**GIVEN TASK**. Repeat every entry word for word, but leave the images out of your copy.

-- Start of DATA EXCERPTS --

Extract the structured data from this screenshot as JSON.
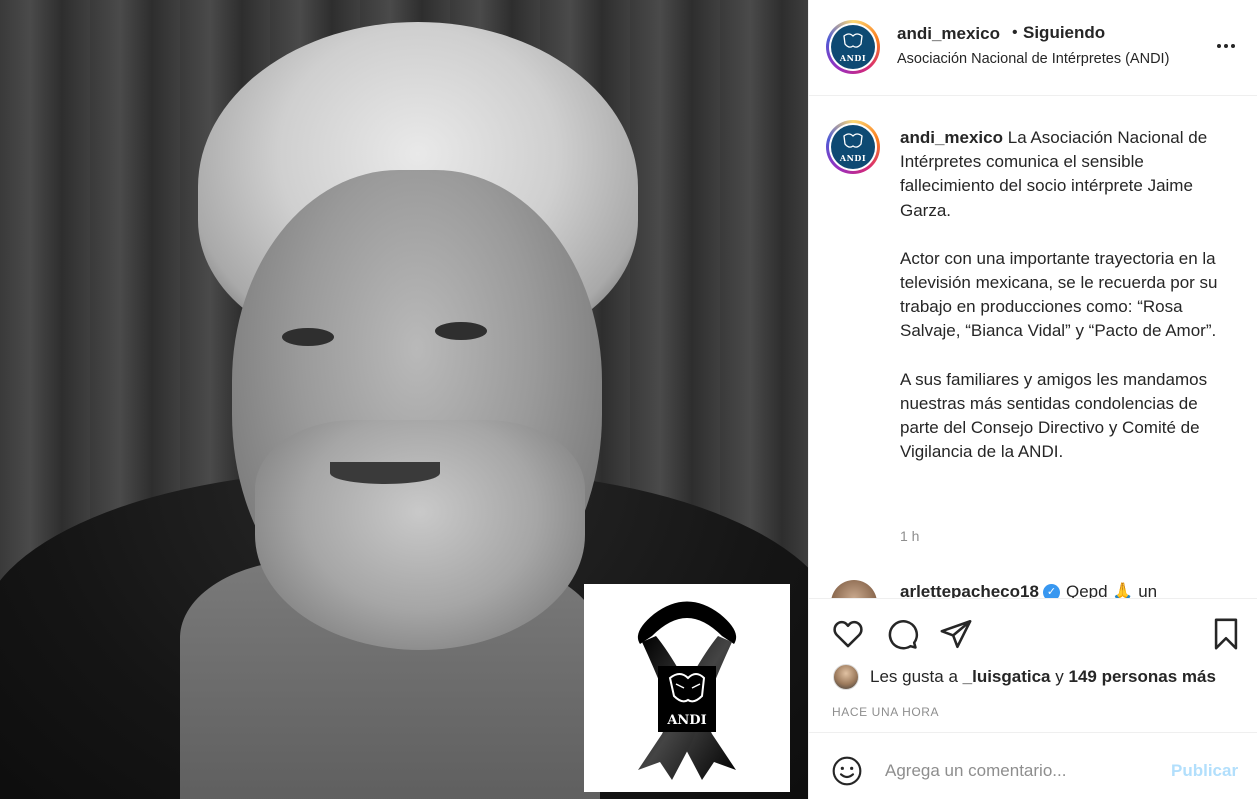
{
  "post": {
    "image_alt": "Black and white portrait of Jaime Garza with ANDI mourning ribbon",
    "ribbon_logo_text": "ANDI"
  },
  "header": {
    "username": "andi_mexico",
    "dot": "•",
    "follow_status": "Siguiendo",
    "subtitle": "Asociación Nacional de Intérpretes (ANDI)",
    "avatar_text": "ANDI"
  },
  "caption": {
    "username": "andi_mexico",
    "paragraph1": "La Asociación Nacional de Intérpretes comunica el sensible fallecimiento del socio intérprete Jaime Garza.",
    "paragraph2": "Actor con una importante trayectoria en la televisión mexicana, se le recuerda por su trabajo en producciones como: “Rosa Salvaje, “Bianca Vidal” y “Pacto de Amor”.",
    "paragraph3": "A sus familiares y amigos les mandamos nuestras más sentidas condolencias de parte del Consejo Directivo y Comité de Vigilancia de la ANDI.",
    "time_ago": "1 h"
  },
  "comment_peek": {
    "username": "arlettepacheco18",
    "verified_icon": "✓",
    "text": "Qepd 🙏 un"
  },
  "likes": {
    "prefix": "Les gusta a",
    "user": "_luisgatica",
    "conjunction": "y",
    "others": "149 personas más"
  },
  "posted_time": "HACE UNA HORA",
  "add_comment": {
    "placeholder": "Agrega un comentario...",
    "post_button": "Publicar"
  },
  "colors": {
    "accent_blue": "#0095f6",
    "disabled_blue": "#b2dffc",
    "muted": "#8e8e8e",
    "text": "#262626",
    "andi_blue": "#0e4a73"
  }
}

-- End of DATA EXCERPTS --

**REPLY**.
Extract the structured data from this screenshot as JSON.
{
  "post": {
    "image_alt": "Black and white portrait of Jaime Garza with ANDI mourning ribbon",
    "ribbon_logo_text": "ANDI"
  },
  "header": {
    "username": "andi_mexico",
    "dot": "•",
    "follow_status": "Siguiendo",
    "subtitle": "Asociación Nacional de Intérpretes (ANDI)",
    "avatar_text": "ANDI"
  },
  "caption": {
    "username": "andi_mexico",
    "paragraph1": "La Asociación Nacional de Intérpretes comunica el sensible fallecimiento del socio intérprete Jaime Garza.",
    "paragraph2": "Actor con una importante trayectoria en la televisión mexicana, se le recuerda por su trabajo en producciones como: “Rosa Salvaje, “Bianca Vidal” y “Pacto de Amor”.",
    "paragraph3": "A sus familiares y amigos les mandamos nuestras más sentidas condolencias de parte del Consejo Directivo y Comité de Vigilancia de la ANDI.",
    "time_ago": "1 h"
  },
  "comment_peek": {
    "username": "arlettepacheco18",
    "verified_icon": "✓",
    "text": "Qepd 🙏 un"
  },
  "likes": {
    "prefix": "Les gusta a",
    "user": "_luisgatica",
    "conjunction": "y",
    "others": "149 personas más"
  },
  "posted_time": "HACE UNA HORA",
  "add_comment": {
    "placeholder": "Agrega un comentario...",
    "post_button": "Publicar"
  },
  "colors": {
    "accent_blue": "#0095f6",
    "disabled_blue": "#b2dffc",
    "muted": "#8e8e8e",
    "text": "#262626",
    "andi_blue": "#0e4a73"
  }
}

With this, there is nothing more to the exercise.